▸ SHORT EXERCISE: Quote the full listing word for word.

——

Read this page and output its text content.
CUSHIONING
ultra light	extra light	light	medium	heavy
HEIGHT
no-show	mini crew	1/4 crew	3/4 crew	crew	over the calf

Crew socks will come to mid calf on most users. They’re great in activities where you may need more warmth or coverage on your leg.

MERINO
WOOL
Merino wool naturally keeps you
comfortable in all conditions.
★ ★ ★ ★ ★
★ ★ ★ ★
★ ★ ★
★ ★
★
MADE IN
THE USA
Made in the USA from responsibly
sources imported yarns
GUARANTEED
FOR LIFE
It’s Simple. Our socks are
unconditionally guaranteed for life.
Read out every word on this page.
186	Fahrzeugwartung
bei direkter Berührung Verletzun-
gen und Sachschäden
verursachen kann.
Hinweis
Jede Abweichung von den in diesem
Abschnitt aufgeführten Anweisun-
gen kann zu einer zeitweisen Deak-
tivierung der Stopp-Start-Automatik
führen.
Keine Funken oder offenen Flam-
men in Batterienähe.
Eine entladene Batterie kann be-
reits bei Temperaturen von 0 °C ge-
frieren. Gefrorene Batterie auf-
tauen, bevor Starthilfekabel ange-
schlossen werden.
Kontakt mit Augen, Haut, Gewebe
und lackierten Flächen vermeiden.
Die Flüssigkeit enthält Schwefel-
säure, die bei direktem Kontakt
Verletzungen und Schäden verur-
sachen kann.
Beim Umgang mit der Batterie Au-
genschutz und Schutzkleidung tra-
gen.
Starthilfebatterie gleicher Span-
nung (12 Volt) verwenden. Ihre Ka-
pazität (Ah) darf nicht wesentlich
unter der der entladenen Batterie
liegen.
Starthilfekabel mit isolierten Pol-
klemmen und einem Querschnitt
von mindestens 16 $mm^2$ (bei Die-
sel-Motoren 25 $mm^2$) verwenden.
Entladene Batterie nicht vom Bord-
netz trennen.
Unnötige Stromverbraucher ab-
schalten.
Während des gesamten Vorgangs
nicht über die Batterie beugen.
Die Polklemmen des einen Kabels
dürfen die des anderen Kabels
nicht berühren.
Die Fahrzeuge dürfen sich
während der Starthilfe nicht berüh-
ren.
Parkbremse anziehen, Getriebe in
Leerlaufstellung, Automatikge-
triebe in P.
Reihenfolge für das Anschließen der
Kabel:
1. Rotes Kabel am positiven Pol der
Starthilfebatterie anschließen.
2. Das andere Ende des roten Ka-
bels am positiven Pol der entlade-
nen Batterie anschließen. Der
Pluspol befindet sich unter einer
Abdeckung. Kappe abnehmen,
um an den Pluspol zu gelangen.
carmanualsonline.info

——

▸ WRITTEN RESPONSE:
Read this page and output its text content.
CUSHIONING
ultra light	extra light	light	medium	heavy
HEIGHT
no-show	mini crew	1/4 crew	3/4 crew	crew	over the calf

Crew socks will come to mid calf on most users. They’re great in activities where you may need more warmth or coverage on your leg.

MERINO
WOOL
Merino wool naturally keeps you
comfortable in all conditions.
★ ★ ★ ★ ★
★ ★ ★ ★
★ ★ ★
★ ★
★
MADE IN
THE USA
Made in the USA from responsibly
sources imported yarns
GUARANTEED
FOR LIFE
It’s Simple. Our socks are
unconditionally guaranteed for life.
Read out every word on this page.
186	Fahrzeugwartung
bei direkter Berührung Verletzun-
gen und Sachschäden
verursachen kann.
Hinweis
Jede Abweichung von den in diesem
Abschnitt aufgeführten Anweisun-
gen kann zu einer zeitweisen Deak-
tivierung der Stopp-Start-Automatik
führen.
Keine Funken oder offenen Flam-
men in Batterienähe.
Eine entladene Batterie kann be-
reits bei Temperaturen von 0 °C ge-
frieren. Gefrorene Batterie auf-
tauen, bevor Starthilfekabel ange-
schlossen werden.
Kontakt mit Augen, Haut, Gewebe
und lackierten Flächen vermeiden.
Die Flüssigkeit enthält Schwefel-
säure, die bei direktem Kontakt
Verletzungen und Schäden verur-
sachen kann.
Beim Umgang mit der Batterie Au-
genschutz und Schutzkleidung tra-
gen.
Starthilfebatterie gleicher Span-
nung (12 Volt) verwenden. Ihre Ka-
pazität (Ah) darf nicht wesentlich
unter der der entladenen Batterie
liegen.
Starthilfekabel mit isolierten Pol-
klemmen und einem Querschnitt
von mindestens 16 $mm^2$ (bei Die-
sel-Motoren 25 $mm^2$) verwenden.
Entladene Batterie nicht vom Bord-
netz trennen.
Unnötige Stromverbraucher ab-
schalten.
Während des gesamten Vorgangs
nicht über die Batterie beugen.
Die Polklemmen des einen Kabels
dürfen die des anderen Kabels
nicht berühren.
Die Fahrzeuge dürfen sich
während der Starthilfe nicht berüh-
ren.
Parkbremse anziehen, Getriebe in
Leerlaufstellung, Automatikge-
triebe in P.
Reihenfolge für das Anschließen der
Kabel:
1. Rotes Kabel am positiven Pol der
Starthilfebatterie anschließen.
2. Das andere Ende des roten Ka-
bels am positiven Pol der entlade-
nen Batterie anschließen. Der
Pluspol befindet sich unter einer
Abdeckung. Kappe abnehmen,
um an den Pluspol zu gelangen.
carmanualsonline.info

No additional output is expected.